Task objective
Write out all of the records precisely. Skip anything that is a picture.

--

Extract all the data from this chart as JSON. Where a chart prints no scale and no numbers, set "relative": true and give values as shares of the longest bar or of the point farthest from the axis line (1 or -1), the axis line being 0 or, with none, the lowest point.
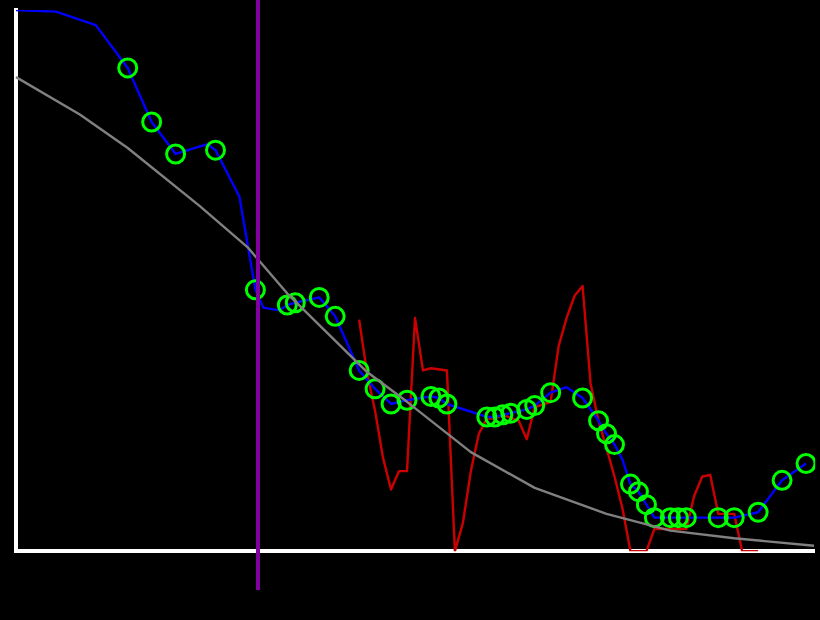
{
  "chart_data": {
    "type": "line",
    "relative": true,
    "categories": [
      null,
      null,
      null,
      null,
      null,
      null,
      null,
      null,
      null,
      null,
      null,
      null,
      null,
      null,
      null,
      null,
      null,
      null,
      null,
      null,
      null,
      null,
      null,
      null,
      null,
      null,
      null,
      null,
      null,
      null,
      null,
      null,
      null,
      null,
      null,
      null,
      null,
      null,
      null,
      null,
      null,
      null,
      null,
      null,
      null,
      null,
      null,
      null,
      null,
      null,
      null,
      null,
      null,
      null,
      null,
      null,
      null,
      null,
      null,
      null,
      null,
      null,
      null,
      null,
      null,
      null,
      null,
      null,
      null,
      null,
      null,
      null,
      null,
      null,
      null,
      null,
      null,
      null,
      null,
      null,
      null,
      null,
      null,
      null,
      null,
      null,
      null,
      null,
      null,
      null,
      null,
      null,
      null,
      null,
      null,
      null,
      null,
      null,
      null,
      null,
      null
    ],
    "series": [
      {
        "type": "line",
        "color": "#808080",
        "marker": "none",
        "values": [
          0.876,
          null,
          null,
          null,
          null,
          null,
          null,
          null,
          0.807,
          null,
          null,
          null,
          null,
          null,
          0.745,
          null,
          null,
          null,
          null,
          null,
          null,
          null,
          null,
          0.638,
          null,
          null,
          null,
          null,
          null,
          0.562,
          null,
          null,
          null,
          null,
          0.476,
          null,
          null,
          null,
          null,
          null,
          null,
          null,
          null,
          null,
          0.331,
          null,
          null,
          null,
          null,
          0.276,
          null,
          null,
          null,
          null,
          null,
          null,
          null,
          0.183,
          null,
          null,
          null,
          null,
          null,
          null,
          null,
          0.117,
          null,
          null,
          null,
          null,
          null,
          null,
          null,
          null,
          0.069,
          null,
          null,
          null,
          null,
          null,
          null,
          null,
          0.038,
          null,
          null,
          null,
          null,
          null,
          null,
          null,
          0.024,
          null,
          null,
          null,
          null,
          null,
          null,
          null,
          null,
          null,
          0.01
        ]
      },
      {
        "type": "line",
        "color": "#0000ff",
        "marker": "circle",
        "values": [
          1,
          null,
          null,
          null,
          null,
          0.997,
          null,
          null,
          null,
          null,
          0.972,
          null,
          null,
          null,
          0.893,
          null,
          null,
          0.793,
          null,
          null,
          0.734,
          null,
          null,
          null,
          0.752,
          0.741,
          null,
          null,
          0.655,
          null,
          0.483,
          0.45,
          null,
          0.445,
          0.455,
          0.459,
          null,
          null,
          0.469,
          null,
          0.434,
          null,
          null,
          0.334,
          null,
          0.3,
          null,
          0.272,
          null,
          0.279,
          null,
          null,
          0.286,
          0.283,
          0.272,
          null,
          null,
          null,
          null,
          0.248,
          0.248,
          0.252,
          0.255,
          null,
          0.262,
          0.269,
          null,
          0.293,
          null,
          0.303,
          null,
          0.283,
          null,
          0.241,
          0.217,
          0.197,
          0.169,
          0.124,
          0.11,
          0.086,
          0.062,
          null,
          0.062,
          0.062,
          0.062,
          null,
          null,
          null,
          0.062,
          null,
          0.062,
          null,
          null,
          0.072,
          null,
          null,
          0.131,
          null,
          null,
          0.162,
          null
        ],
        "colors": [
          null,
          null,
          null,
          null,
          null,
          null,
          null,
          null,
          null,
          null,
          null,
          null,
          null,
          null,
          "#00ff00",
          null,
          null,
          "#00ff00",
          null,
          null,
          "#00ff00",
          null,
          null,
          null,
          null,
          "#00ff00",
          null,
          null,
          null,
          null,
          "#00ff00",
          null,
          null,
          null,
          "#00ff00",
          "#00ff00",
          null,
          null,
          "#00ff00",
          null,
          "#00ff00",
          null,
          null,
          "#00ff00",
          null,
          "#00ff00",
          null,
          "#00ff00",
          null,
          "#00ff00",
          null,
          null,
          "#00ff00",
          "#00ff00",
          "#00ff00",
          null,
          null,
          null,
          null,
          "#00ff00",
          "#00ff00",
          "#00ff00",
          "#00ff00",
          null,
          "#00ff00",
          "#00ff00",
          null,
          "#00ff00",
          null,
          null,
          null,
          "#00ff00",
          null,
          "#00ff00",
          "#00ff00",
          "#00ff00",
          null,
          "#00ff00",
          "#00ff00",
          "#00ff00",
          "#00ff00",
          null,
          "#00ff00",
          "#00ff00",
          "#00ff00",
          null,
          null,
          null,
          "#00ff00",
          null,
          "#00ff00",
          null,
          null,
          "#00ff00",
          null,
          null,
          "#00ff00",
          null,
          null,
          "#00ff00",
          null
        ]
      },
      {
        "type": "line",
        "color": "#cc0000",
        "marker": "none",
        "values": [
          null,
          null,
          null,
          null,
          null,
          null,
          null,
          null,
          null,
          null,
          null,
          null,
          null,
          null,
          null,
          null,
          null,
          null,
          null,
          null,
          null,
          null,
          null,
          null,
          null,
          null,
          null,
          null,
          null,
          null,
          null,
          null,
          null,
          null,
          null,
          null,
          null,
          null,
          null,
          null,
          null,
          null,
          null,
          0.428,
          0.328,
          0.259,
          0.172,
          0.114,
          0.148,
          0.148,
          0.431,
          0.334,
          0.338,
          null,
          0.334,
          0,
          0.052,
          0.148,
          0.217,
          0.245,
          0.245,
          0.252,
          null,
          0.241,
          0.207,
          0.266,
          null,
          0.276,
          0.379,
          0.431,
          0.472,
          0.49,
          0.31,
          0.241,
          0.19,
          0.138,
          0.079,
          0,
          null,
          0,
          0.041,
          null,
          null,
          null,
          0.041,
          0.103,
          0.138,
          0.141,
          0.069,
          null,
          0.069,
          0,
          null,
          0,
          null,
          null,
          null,
          null,
          null,
          null,
          null
        ]
      }
    ],
    "grid": false,
    "legend": false
  }
}
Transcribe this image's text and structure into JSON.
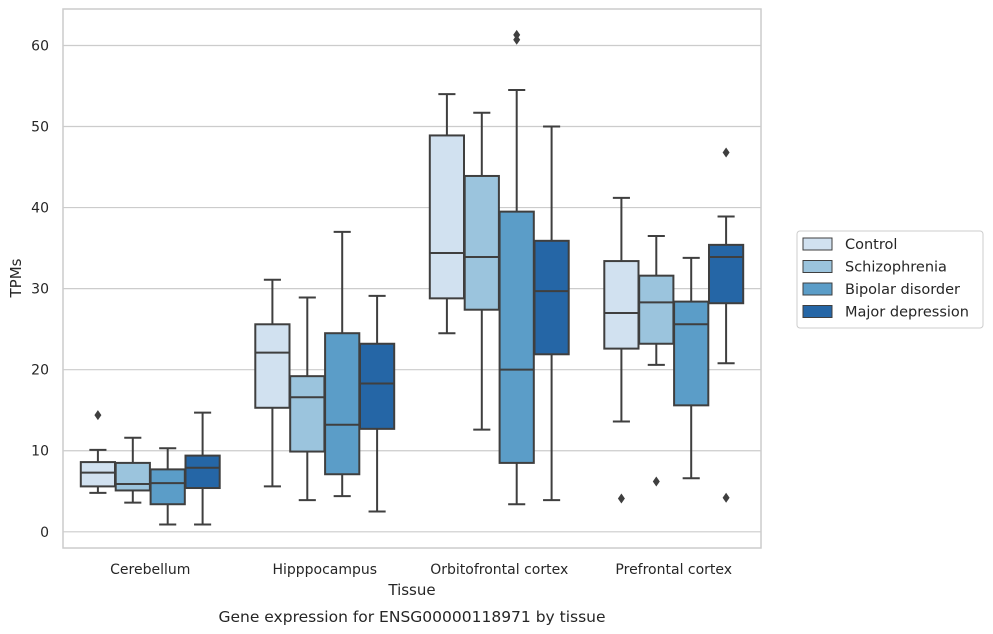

--

Exercise solution
Extract all the data from this chart as JSON. Where a chart prints no scale and no numbers, set "relative": true and give values as shares of the longest bar or of the point farthest from the axis line (1 or -1), the axis line being 0 or, with none, the lowest point.
{
  "chart_data": {
    "type": "line",
    "relative": true,
    "categories": [
      null,
      null,
      null,
      null,
      null,
      null,
      null,
      null,
      null,
      null,
      null,
      null,
      null,
      null,
      null,
      null,
      null,
      null,
      null,
      null,
      null,
      null,
      null,
      null,
      null,
      null,
      null,
      null,
      null,
      null,
      null,
      null,
      null,
      null,
      null,
      null,
      null,
      null,
      null,
      null,
      null,
      null,
      null,
      null,
      null,
      null,
      null,
      null,
      null,
      null,
      null,
      null,
      null,
      null,
      null,
      null,
      null,
      null,
      null,
      null,
      null,
      null,
      null,
      null,
      null,
      null,
      null,
      null,
      null,
      null,
      null,
      null,
      null,
      null,
      null,
      null,
      null,
      null,
      null,
      null,
      null,
      null,
      null,
      null,
      null,
      null,
      null,
      null,
      null,
      null,
      null,
      null,
      null,
      null,
      null,
      null,
      null,
      null,
      null,
      null,
      null
    ],
    "series": [
      {
        "type": "line",
        "color": "#808080",
        "marker": "none",
        "values": [
          0.876,
          null,
          null,
          null,
          null,
          null,
          null,
          null,
          0.807,
          null,
          null,
          null,
          null,
          null,
          0.745,
          null,
          null,
          null,
          null,
          null,
          null,
          null,
          null,
          0.638,
          null,
          null,
          null,
          null,
          null,
          0.562,
          null,
          null,
          null,
          null,
          0.476,
          null,
          null,
          null,
          null,
          null,
          null,
          null,
          null,
          null,
          0.331,
          null,
          null,
          null,
          null,
          0.276,
          null,
          null,
          null,
          null,
          null,
          null,
          null,
          0.183,
          null,
          null,
          null,
          null,
          null,
          null,
          null,
          0.117,
          null,
          null,
          null,
          null,
          null,
          null,
          null,
          null,
          0.069,
          null,
          null,
          null,
          null,
          null,
          null,
          null,
          0.038,
          null,
          null,
          null,
          null,
          null,
          null,
          null,
          0.024,
          null,
          null,
          null,
          null,
          null,
          null,
          null,
          null,
          null,
          0.01
        ]
      },
      {
        "type": "line",
        "color": "#0000ff",
        "marker": "circle",
        "values": [
          1,
          null,
          null,
          null,
          null,
          0.997,
          null,
          null,
          null,
          null,
          0.972,
          null,
          null,
          null,
          0.893,
          null,
          null,
          0.793,
          null,
          null,
          0.734,
          null,
          null,
          null,
          0.752,
          0.741,
          null,
          null,
          0.655,
          null,
          0.483,
          0.45,
          null,
          0.445,
          0.455,
          0.459,
          null,
          null,
          0.469,
          null,
          0.434,
          null,
          null,
          0.334,
          null,
          0.3,
          null,
          0.272,
          null,
          0.279,
          null,
          null,
          0.286,
          0.283,
          0.272,
          null,
          null,
          null,
          null,
          0.248,
          0.248,
          0.252,
          0.255,
          null,
          0.262,
          0.269,
          null,
          0.293,
          null,
          0.303,
          null,
          0.283,
          null,
          0.241,
          0.217,
          0.197,
          0.169,
          0.124,
          0.11,
          0.086,
          0.062,
          null,
          0.062,
          0.062,
          0.062,
          null,
          null,
          null,
          0.062,
          null,
          0.062,
          null,
          null,
          0.072,
          null,
          null,
          0.131,
          null,
          null,
          0.162,
          null
        ],
        "colors": [
          null,
          null,
          null,
          null,
          null,
          null,
          null,
          null,
          null,
          null,
          null,
          null,
          null,
          null,
          "#00ff00",
          null,
          null,
          "#00ff00",
          null,
          null,
          "#00ff00",
          null,
          null,
          null,
          null,
          "#00ff00",
          null,
          null,
          null,
          null,
          "#00ff00",
          null,
          null,
          null,
          "#00ff00",
          "#00ff00",
          null,
          null,
          "#00ff00",
          null,
          "#00ff00",
          null,
          null,
          "#00ff00",
          null,
          "#00ff00",
          null,
          "#00ff00",
          null,
          "#00ff00",
          null,
          null,
          "#00ff00",
          "#00ff00",
          "#00ff00",
          null,
          null,
          null,
          null,
          "#00ff00",
          "#00ff00",
          "#00ff00",
          "#00ff00",
          null,
          "#00ff00",
          "#00ff00",
          null,
          "#00ff00",
          null,
          null,
          null,
          "#00ff00",
          null,
          "#00ff00",
          "#00ff00",
          "#00ff00",
          null,
          "#00ff00",
          "#00ff00",
          "#00ff00",
          "#00ff00",
          null,
          "#00ff00",
          "#00ff00",
          "#00ff00",
          null,
          null,
          null,
          "#00ff00",
          null,
          "#00ff00",
          null,
          null,
          "#00ff00",
          null,
          null,
          "#00ff00",
          null,
          null,
          "#00ff00",
          null
        ]
      },
      {
        "type": "line",
        "color": "#cc0000",
        "marker": "none",
        "values": [
          null,
          null,
          null,
          null,
          null,
          null,
          null,
          null,
          null,
          null,
          null,
          null,
          null,
          null,
          null,
          null,
          null,
          null,
          null,
          null,
          null,
          null,
          null,
          null,
          null,
          null,
          null,
          null,
          null,
          null,
          null,
          null,
          null,
          null,
          null,
          null,
          null,
          null,
          null,
          null,
          null,
          null,
          null,
          0.428,
          0.328,
          0.259,
          0.172,
          0.114,
          0.148,
          0.148,
          0.431,
          0.334,
          0.338,
          null,
          0.334,
          0,
          0.052,
          0.148,
          0.217,
          0.245,
          0.245,
          0.252,
          null,
          0.241,
          0.207,
          0.266,
          null,
          0.276,
          0.379,
          0.431,
          0.472,
          0.49,
          0.31,
          0.241,
          0.19,
          0.138,
          0.079,
          0,
          null,
          0,
          0.041,
          null,
          null,
          null,
          0.041,
          0.103,
          0.138,
          0.141,
          0.069,
          null,
          0.069,
          0,
          null,
          0,
          null,
          null,
          null,
          null,
          null,
          null,
          null
        ]
      }
    ],
    "grid": false,
    "legend": false
  }
}
Transcribe this image's text and structure into JSON.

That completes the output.